» Request:
Count the lines in the records below that contain the word "this", and give only that number.

-*-*-

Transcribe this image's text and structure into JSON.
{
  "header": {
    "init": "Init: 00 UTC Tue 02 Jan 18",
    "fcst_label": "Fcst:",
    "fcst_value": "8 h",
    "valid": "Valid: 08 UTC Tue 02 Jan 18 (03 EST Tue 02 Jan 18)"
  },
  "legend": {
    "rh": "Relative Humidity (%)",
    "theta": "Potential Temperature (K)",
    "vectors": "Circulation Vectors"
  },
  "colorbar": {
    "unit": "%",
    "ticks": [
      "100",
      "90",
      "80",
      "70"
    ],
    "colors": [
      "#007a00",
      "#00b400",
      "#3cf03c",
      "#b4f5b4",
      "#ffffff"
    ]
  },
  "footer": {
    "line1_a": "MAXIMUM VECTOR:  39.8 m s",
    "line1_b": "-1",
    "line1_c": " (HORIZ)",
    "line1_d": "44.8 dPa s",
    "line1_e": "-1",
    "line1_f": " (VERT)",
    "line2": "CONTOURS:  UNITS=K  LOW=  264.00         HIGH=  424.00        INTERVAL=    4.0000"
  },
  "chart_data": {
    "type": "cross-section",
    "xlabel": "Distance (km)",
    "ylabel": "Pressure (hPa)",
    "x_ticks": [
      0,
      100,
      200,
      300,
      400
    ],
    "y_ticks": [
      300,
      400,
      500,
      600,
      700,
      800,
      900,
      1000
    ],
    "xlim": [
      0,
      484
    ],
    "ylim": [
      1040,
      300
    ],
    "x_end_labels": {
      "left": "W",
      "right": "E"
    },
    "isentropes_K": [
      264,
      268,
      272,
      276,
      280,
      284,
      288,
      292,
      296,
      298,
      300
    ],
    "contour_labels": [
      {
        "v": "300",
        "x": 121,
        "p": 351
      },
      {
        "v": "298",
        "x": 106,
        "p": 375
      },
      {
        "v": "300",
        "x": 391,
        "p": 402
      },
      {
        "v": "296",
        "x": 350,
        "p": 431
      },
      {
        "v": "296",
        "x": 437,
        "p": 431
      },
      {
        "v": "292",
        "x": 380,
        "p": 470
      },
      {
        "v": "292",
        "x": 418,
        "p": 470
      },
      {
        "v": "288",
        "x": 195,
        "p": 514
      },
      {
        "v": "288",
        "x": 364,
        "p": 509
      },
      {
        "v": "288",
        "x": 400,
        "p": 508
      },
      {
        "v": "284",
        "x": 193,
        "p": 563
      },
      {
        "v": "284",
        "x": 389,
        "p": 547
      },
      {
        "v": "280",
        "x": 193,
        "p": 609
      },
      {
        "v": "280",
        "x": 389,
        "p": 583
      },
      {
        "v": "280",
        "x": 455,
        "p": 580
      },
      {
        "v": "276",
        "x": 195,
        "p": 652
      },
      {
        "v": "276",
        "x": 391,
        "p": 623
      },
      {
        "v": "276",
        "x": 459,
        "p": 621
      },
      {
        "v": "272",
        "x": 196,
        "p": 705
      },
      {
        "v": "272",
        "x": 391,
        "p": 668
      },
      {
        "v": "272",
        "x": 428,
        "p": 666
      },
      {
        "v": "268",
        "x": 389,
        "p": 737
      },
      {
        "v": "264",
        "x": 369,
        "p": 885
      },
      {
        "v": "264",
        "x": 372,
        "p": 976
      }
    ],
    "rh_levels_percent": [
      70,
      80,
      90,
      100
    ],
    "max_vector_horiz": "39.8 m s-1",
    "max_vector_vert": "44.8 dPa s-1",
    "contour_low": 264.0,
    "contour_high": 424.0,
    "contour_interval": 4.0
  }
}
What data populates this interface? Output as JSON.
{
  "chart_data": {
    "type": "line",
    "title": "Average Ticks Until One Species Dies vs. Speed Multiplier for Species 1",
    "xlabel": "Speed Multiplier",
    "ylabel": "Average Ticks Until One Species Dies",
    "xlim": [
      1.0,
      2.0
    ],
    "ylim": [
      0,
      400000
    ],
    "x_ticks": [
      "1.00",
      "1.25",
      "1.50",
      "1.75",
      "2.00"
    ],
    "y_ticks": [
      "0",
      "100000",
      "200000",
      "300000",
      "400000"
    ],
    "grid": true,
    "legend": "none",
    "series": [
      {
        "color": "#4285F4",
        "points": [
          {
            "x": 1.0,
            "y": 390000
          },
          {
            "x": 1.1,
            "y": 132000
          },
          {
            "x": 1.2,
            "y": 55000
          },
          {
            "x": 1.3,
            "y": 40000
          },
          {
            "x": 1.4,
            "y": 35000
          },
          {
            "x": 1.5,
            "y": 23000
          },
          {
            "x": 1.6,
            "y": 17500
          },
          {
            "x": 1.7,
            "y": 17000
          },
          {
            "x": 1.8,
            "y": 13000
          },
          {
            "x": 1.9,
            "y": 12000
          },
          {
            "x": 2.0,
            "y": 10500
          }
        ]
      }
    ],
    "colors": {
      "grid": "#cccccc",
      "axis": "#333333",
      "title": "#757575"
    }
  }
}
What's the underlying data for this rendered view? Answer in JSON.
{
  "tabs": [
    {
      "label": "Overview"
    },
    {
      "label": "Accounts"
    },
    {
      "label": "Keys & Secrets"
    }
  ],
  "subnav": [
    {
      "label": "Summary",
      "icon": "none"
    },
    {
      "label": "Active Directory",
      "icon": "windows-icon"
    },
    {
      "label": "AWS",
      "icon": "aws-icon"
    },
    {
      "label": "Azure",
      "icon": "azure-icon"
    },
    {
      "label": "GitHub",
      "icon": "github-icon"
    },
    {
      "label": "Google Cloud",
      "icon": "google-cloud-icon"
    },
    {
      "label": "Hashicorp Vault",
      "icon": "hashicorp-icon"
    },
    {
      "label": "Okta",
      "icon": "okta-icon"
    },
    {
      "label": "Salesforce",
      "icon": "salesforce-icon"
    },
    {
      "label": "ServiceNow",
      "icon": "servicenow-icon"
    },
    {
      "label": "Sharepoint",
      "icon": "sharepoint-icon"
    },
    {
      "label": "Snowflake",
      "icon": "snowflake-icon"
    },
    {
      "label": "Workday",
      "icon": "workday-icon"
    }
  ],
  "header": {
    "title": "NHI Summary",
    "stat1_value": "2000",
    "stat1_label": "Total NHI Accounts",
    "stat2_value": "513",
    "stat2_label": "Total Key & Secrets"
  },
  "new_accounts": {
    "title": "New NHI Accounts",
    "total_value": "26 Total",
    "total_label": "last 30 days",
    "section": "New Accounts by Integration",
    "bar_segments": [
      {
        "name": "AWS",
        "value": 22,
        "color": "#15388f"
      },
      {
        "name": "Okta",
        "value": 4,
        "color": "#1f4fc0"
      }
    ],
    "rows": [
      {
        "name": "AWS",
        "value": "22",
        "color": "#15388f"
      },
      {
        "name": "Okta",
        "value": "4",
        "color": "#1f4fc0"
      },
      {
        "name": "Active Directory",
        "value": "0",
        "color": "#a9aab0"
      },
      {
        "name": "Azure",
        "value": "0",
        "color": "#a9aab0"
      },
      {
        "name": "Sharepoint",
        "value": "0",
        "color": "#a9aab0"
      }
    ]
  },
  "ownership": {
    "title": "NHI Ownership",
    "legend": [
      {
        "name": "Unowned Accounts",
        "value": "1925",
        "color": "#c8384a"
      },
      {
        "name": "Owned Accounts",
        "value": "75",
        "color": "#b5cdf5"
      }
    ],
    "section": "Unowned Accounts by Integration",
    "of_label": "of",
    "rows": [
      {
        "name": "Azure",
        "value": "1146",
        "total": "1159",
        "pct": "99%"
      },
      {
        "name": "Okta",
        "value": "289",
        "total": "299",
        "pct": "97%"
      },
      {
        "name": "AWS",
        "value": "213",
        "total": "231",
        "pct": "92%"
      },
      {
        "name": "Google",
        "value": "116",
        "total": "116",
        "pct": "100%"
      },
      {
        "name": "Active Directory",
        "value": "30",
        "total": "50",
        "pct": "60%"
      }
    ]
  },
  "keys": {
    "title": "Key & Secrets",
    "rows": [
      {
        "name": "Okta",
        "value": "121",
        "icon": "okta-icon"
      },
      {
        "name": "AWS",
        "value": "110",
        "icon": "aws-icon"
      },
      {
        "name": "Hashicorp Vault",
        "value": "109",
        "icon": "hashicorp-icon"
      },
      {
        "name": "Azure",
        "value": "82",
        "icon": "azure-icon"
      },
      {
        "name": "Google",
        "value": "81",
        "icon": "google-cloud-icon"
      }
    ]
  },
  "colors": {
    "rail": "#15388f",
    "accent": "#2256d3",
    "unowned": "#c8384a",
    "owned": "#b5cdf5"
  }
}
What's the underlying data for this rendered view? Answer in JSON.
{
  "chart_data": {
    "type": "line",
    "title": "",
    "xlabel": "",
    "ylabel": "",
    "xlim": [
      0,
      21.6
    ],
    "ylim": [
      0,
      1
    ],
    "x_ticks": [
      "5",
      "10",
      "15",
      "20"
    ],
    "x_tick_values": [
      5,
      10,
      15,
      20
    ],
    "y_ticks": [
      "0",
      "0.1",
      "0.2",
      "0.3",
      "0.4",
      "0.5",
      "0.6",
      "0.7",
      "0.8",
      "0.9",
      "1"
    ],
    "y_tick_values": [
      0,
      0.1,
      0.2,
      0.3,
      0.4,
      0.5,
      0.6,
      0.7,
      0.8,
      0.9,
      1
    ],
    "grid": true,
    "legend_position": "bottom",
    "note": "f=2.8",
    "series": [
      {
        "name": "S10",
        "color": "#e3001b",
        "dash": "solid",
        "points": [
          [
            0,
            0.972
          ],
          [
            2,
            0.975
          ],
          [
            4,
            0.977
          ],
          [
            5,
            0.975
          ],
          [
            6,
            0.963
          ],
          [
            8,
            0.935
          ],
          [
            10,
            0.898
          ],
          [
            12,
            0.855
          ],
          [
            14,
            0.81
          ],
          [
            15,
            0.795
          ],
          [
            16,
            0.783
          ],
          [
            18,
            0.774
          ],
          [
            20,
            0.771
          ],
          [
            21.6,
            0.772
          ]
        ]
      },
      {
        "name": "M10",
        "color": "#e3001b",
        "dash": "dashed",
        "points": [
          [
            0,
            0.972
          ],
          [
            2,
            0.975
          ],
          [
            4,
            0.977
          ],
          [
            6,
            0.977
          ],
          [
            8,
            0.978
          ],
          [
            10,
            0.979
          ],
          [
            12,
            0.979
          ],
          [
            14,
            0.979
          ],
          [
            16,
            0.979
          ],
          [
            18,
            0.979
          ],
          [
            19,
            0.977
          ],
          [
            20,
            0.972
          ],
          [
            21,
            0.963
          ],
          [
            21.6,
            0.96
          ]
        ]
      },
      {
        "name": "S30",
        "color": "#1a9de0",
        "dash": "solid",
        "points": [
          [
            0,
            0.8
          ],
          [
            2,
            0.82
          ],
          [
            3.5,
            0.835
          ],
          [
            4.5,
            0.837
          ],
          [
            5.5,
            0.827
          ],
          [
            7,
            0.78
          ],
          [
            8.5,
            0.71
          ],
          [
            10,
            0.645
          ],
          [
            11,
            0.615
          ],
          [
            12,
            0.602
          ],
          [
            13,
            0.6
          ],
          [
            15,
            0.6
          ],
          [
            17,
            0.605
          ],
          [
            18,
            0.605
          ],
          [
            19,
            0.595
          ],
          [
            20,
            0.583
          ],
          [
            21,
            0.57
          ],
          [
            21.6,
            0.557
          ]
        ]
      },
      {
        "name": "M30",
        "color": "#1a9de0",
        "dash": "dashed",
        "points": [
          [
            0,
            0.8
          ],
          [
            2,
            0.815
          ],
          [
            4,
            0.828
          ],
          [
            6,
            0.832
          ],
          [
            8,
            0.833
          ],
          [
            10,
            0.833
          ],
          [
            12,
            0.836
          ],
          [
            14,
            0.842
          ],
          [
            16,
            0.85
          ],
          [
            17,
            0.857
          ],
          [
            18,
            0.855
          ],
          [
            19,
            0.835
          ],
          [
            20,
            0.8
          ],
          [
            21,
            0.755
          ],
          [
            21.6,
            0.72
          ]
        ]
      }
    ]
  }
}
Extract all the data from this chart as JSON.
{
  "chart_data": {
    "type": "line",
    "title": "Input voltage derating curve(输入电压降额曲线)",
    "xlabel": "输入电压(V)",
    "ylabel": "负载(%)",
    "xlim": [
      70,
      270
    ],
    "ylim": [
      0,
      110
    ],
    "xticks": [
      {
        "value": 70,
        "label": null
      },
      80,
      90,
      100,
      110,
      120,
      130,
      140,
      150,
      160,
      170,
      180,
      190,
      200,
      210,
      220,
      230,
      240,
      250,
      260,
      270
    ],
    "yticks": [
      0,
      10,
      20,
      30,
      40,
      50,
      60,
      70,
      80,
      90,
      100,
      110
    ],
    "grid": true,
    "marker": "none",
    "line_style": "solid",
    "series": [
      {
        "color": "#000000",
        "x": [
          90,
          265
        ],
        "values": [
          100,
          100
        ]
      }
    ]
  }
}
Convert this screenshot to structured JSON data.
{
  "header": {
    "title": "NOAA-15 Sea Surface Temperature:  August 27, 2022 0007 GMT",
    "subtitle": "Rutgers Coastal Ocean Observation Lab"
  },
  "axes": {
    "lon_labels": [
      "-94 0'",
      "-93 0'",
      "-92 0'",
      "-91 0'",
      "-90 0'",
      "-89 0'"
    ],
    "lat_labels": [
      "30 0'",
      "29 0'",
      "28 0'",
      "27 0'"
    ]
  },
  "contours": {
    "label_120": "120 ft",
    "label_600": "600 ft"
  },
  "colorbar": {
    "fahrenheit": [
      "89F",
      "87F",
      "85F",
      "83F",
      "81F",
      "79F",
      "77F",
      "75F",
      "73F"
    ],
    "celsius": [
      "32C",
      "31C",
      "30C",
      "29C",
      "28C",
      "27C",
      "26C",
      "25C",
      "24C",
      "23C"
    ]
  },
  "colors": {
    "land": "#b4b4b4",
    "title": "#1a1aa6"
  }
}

-*-*-

» Finished task:
6